## Records that describe figures
^^^^^^^^^^^^^^^^

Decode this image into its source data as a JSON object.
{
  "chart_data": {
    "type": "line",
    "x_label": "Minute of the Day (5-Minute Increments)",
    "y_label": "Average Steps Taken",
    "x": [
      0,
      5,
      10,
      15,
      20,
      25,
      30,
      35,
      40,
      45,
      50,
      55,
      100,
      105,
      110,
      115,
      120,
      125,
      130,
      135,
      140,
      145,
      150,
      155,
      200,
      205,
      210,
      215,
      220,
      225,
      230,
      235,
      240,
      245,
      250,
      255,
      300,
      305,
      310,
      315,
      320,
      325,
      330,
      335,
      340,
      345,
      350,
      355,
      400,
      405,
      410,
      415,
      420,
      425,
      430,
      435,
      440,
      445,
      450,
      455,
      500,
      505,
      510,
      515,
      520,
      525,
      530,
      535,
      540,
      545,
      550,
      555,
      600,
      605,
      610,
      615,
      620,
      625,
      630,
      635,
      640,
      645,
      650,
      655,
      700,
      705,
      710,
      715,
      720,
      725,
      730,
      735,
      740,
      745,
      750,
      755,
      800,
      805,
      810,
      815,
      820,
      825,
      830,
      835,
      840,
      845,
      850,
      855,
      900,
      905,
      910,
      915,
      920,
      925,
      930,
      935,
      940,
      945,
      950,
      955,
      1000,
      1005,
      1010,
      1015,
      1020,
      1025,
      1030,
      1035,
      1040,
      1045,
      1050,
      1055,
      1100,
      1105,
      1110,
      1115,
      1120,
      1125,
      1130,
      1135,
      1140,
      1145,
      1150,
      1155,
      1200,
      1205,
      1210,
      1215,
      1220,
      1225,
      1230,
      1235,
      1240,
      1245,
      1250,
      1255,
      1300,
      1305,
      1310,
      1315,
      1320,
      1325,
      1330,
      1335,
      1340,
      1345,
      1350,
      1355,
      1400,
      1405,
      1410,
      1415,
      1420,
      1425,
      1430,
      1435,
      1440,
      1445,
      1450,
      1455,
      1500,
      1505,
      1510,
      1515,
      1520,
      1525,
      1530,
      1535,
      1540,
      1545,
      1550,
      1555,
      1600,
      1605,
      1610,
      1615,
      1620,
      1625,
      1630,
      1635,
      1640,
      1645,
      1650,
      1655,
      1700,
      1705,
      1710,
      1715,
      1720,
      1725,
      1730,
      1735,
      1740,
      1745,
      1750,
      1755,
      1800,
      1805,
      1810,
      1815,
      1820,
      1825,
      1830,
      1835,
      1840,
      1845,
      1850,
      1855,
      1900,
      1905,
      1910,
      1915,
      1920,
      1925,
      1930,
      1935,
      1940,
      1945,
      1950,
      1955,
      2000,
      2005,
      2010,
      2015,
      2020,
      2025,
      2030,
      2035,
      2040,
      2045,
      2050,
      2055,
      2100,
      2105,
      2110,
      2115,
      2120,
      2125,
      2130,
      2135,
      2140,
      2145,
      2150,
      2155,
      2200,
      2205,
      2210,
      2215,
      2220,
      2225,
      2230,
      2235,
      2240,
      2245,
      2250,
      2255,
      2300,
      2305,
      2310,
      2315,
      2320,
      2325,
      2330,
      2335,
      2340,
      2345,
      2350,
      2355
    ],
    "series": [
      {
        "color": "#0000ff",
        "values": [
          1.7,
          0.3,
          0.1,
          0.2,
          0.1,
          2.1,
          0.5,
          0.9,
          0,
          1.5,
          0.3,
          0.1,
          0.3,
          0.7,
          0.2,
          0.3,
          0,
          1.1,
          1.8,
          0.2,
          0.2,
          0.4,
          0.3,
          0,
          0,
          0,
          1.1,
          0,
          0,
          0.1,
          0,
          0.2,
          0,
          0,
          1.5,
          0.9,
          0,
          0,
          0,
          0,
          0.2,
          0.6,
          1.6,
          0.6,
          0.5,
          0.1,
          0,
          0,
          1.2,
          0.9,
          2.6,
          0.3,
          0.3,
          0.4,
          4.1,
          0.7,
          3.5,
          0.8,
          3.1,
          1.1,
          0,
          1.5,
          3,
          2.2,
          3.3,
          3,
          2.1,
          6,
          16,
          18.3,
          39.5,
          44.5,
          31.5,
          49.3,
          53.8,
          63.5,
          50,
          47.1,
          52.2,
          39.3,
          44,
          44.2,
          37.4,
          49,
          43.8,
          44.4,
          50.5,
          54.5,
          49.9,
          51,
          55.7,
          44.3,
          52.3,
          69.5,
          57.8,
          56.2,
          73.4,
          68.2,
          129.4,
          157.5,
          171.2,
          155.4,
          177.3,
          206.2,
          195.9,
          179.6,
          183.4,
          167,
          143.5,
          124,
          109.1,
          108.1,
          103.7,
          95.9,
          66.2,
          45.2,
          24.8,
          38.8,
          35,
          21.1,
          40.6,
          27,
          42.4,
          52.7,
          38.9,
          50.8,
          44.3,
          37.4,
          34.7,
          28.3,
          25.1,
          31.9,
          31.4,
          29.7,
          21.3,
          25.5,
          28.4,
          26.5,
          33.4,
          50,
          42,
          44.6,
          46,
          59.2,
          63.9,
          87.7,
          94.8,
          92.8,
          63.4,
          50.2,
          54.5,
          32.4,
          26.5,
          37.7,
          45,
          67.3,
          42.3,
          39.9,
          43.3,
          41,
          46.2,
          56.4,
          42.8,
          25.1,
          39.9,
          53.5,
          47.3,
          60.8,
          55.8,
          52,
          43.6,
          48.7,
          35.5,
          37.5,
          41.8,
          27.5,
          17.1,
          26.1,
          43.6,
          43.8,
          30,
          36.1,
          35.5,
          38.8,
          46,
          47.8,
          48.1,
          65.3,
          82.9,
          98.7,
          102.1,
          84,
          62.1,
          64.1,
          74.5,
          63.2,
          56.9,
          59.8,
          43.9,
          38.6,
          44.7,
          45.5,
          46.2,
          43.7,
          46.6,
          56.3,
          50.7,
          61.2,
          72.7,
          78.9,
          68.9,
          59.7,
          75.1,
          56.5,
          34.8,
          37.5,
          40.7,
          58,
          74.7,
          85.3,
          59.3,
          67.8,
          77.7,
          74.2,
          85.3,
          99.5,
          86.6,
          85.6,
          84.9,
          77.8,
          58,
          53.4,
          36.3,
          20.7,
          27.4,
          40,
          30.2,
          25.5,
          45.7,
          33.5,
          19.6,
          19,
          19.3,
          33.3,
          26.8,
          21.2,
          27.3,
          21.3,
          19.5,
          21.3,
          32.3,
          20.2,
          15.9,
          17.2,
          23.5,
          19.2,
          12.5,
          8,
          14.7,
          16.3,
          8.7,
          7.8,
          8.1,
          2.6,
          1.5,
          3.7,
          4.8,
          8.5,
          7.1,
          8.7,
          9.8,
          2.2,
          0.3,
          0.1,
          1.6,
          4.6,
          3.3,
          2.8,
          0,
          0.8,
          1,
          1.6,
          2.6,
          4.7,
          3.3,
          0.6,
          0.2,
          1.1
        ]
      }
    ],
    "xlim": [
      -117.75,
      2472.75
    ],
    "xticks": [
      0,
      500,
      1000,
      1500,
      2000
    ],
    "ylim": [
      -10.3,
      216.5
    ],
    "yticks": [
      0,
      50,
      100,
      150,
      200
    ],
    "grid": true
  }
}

^^^^^^^^^^^^^^^^

## WRITTEN TASK
Extract the listing in its entirety, matching it exactly.

## RESULT FOR THIS EXERCISE
Decode this image into its source data as a JSON object.
{
  "chart_data": {
    "type": "line",
    "x_label": "Minute of the Day (5-Minute Increments)",
    "y_label": "Average Steps Taken",
    "x": [
      0,
      5,
      10,
      15,
      20,
      25,
      30,
      35,
      40,
      45,
      50,
      55,
      100,
      105,
      110,
      115,
      120,
      125,
      130,
      135,
      140,
      145,
      150,
      155,
      200,
      205,
      210,
      215,
      220,
      225,
      230,
      235,
      240,
      245,
      250,
      255,
      300,
      305,
      310,
      315,
      320,
      325,
      330,
      335,
      340,
      345,
      350,
      355,
      400,
      405,
      410,
      415,
      420,
      425,
      430,
      435,
      440,
      445,
      450,
      455,
      500,
      505,
      510,
      515,
      520,
      525,
      530,
      535,
      540,
      545,
      550,
      555,
      600,
      605,
      610,
      615,
      620,
      625,
      630,
      635,
      640,
      645,
      650,
      655,
      700,
      705,
      710,
      715,
      720,
      725,
      730,
      735,
      740,
      745,
      750,
      755,
      800,
      805,
      810,
      815,
      820,
      825,
      830,
      835,
      840,
      845,
      850,
      855,
      900,
      905,
      910,
      915,
      920,
      925,
      930,
      935,
      940,
      945,
      950,
      955,
      1000,
      1005,
      1010,
      1015,
      1020,
      1025,
      1030,
      1035,
      1040,
      1045,
      1050,
      1055,
      1100,
      1105,
      1110,
      1115,
      1120,
      1125,
      1130,
      1135,
      1140,
      1145,
      1150,
      1155,
      1200,
      1205,
      1210,
      1215,
      1220,
      1225,
      1230,
      1235,
      1240,
      1245,
      1250,
      1255,
      1300,
      1305,
      1310,
      1315,
      1320,
      1325,
      1330,
      1335,
      1340,
      1345,
      1350,
      1355,
      1400,
      1405,
      1410,
      1415,
      1420,
      1425,
      1430,
      1435,
      1440,
      1445,
      1450,
      1455,
      1500,
      1505,
      1510,
      1515,
      1520,
      1525,
      1530,
      1535,
      1540,
      1545,
      1550,
      1555,
      1600,
      1605,
      1610,
      1615,
      1620,
      1625,
      1630,
      1635,
      1640,
      1645,
      1650,
      1655,
      1700,
      1705,
      1710,
      1715,
      1720,
      1725,
      1730,
      1735,
      1740,
      1745,
      1750,
      1755,
      1800,
      1805,
      1810,
      1815,
      1820,
      1825,
      1830,
      1835,
      1840,
      1845,
      1850,
      1855,
      1900,
      1905,
      1910,
      1915,
      1920,
      1925,
      1930,
      1935,
      1940,
      1945,
      1950,
      1955,
      2000,
      2005,
      2010,
      2015,
      2020,
      2025,
      2030,
      2035,
      2040,
      2045,
      2050,
      2055,
      2100,
      2105,
      2110,
      2115,
      2120,
      2125,
      2130,
      2135,
      2140,
      2145,
      2150,
      2155,
      2200,
      2205,
      2210,
      2215,
      2220,
      2225,
      2230,
      2235,
      2240,
      2245,
      2250,
      2255,
      2300,
      2305,
      2310,
      2315,
      2320,
      2325,
      2330,
      2335,
      2340,
      2345,
      2350,
      2355
    ],
    "series": [
      {
        "color": "#0000ff",
        "values": [
          1.7,
          0.3,
          0.1,
          0.2,
          0.1,
          2.1,
          0.5,
          0.9,
          0,
          1.5,
          0.3,
          0.1,
          0.3,
          0.7,
          0.2,
          0.3,
          0,
          1.1,
          1.8,
          0.2,
          0.2,
          0.4,
          0.3,
          0,
          0,
          0,
          1.1,
          0,
          0,
          0.1,
          0,
          0.2,
          0,
          0,
          1.5,
          0.9,
          0,
          0,
          0,
          0,
          0.2,
          0.6,
          1.6,
          0.6,
          0.5,
          0.1,
          0,
          0,
          1.2,
          0.9,
          2.6,
          0.3,
          0.3,
          0.4,
          4.1,
          0.7,
          3.5,
          0.8,
          3.1,
          1.1,
          0,
          1.5,
          3,
          2.2,
          3.3,
          3,
          2.1,
          6,
          16,
          18.3,
          39.5,
          44.5,
          31.5,
          49.3,
          53.8,
          63.5,
          50,
          47.1,
          52.2,
          39.3,
          44,
          44.2,
          37.4,
          49,
          43.8,
          44.4,
          50.5,
          54.5,
          49.9,
          51,
          55.7,
          44.3,
          52.3,
          69.5,
          57.8,
          56.2,
          73.4,
          68.2,
          129.4,
          157.5,
          171.2,
          155.4,
          177.3,
          206.2,
          195.9,
          179.6,
          183.4,
          167,
          143.5,
          124,
          109.1,
          108.1,
          103.7,
          95.9,
          66.2,
          45.2,
          24.8,
          38.8,
          35,
          21.1,
          40.6,
          27,
          42.4,
          52.7,
          38.9,
          50.8,
          44.3,
          37.4,
          34.7,
          28.3,
          25.1,
          31.9,
          31.4,
          29.7,
          21.3,
          25.5,
          28.4,
          26.5,
          33.4,
          50,
          42,
          44.6,
          46,
          59.2,
          63.9,
          87.7,
          94.8,
          92.8,
          63.4,
          50.2,
          54.5,
          32.4,
          26.5,
          37.7,
          45,
          67.3,
          42.3,
          39.9,
          43.3,
          41,
          46.2,
          56.4,
          42.8,
          25.1,
          39.9,
          53.5,
          47.3,
          60.8,
          55.8,
          52,
          43.6,
          48.7,
          35.5,
          37.5,
          41.8,
          27.5,
          17.1,
          26.1,
          43.6,
          43.8,
          30,
          36.1,
          35.5,
          38.8,
          46,
          47.8,
          48.1,
          65.3,
          82.9,
          98.7,
          102.1,
          84,
          62.1,
          64.1,
          74.5,
          63.2,
          56.9,
          59.8,
          43.9,
          38.6,
          44.7,
          45.5,
          46.2,
          43.7,
          46.6,
          56.3,
          50.7,
          61.2,
          72.7,
          78.9,
          68.9,
          59.7,
          75.1,
          56.5,
          34.8,
          37.5,
          40.7,
          58,
          74.7,
          85.3,
          59.3,
          67.8,
          77.7,
          74.2,
          85.3,
          99.5,
          86.6,
          85.6,
          84.9,
          77.8,
          58,
          53.4,
          36.3,
          20.7,
          27.4,
          40,
          30.2,
          25.5,
          45.7,
          33.5,
          19.6,
          19,
          19.3,
          33.3,
          26.8,
          21.2,
          27.3,
          21.3,
          19.5,
          21.3,
          32.3,
          20.2,
          15.9,
          17.2,
          23.5,
          19.2,
          12.5,
          8,
          14.7,
          16.3,
          8.7,
          7.8,
          8.1,
          2.6,
          1.5,
          3.7,
          4.8,
          8.5,
          7.1,
          8.7,
          9.8,
          2.2,
          0.3,
          0.1,
          1.6,
          4.6,
          3.3,
          2.8,
          0,
          0.8,
          1,
          1.6,
          2.6,
          4.7,
          3.3,
          0.6,
          0.2,
          1.1
        ]
      }
    ],
    "xlim": [
      -117.75,
      2472.75
    ],
    "xticks": [
      0,
      500,
      1000,
      1500,
      2000
    ],
    "ylim": [
      -10.3,
      216.5
    ],
    "yticks": [
      0,
      50,
      100,
      150,
      200
    ],
    "grid": true
  }
}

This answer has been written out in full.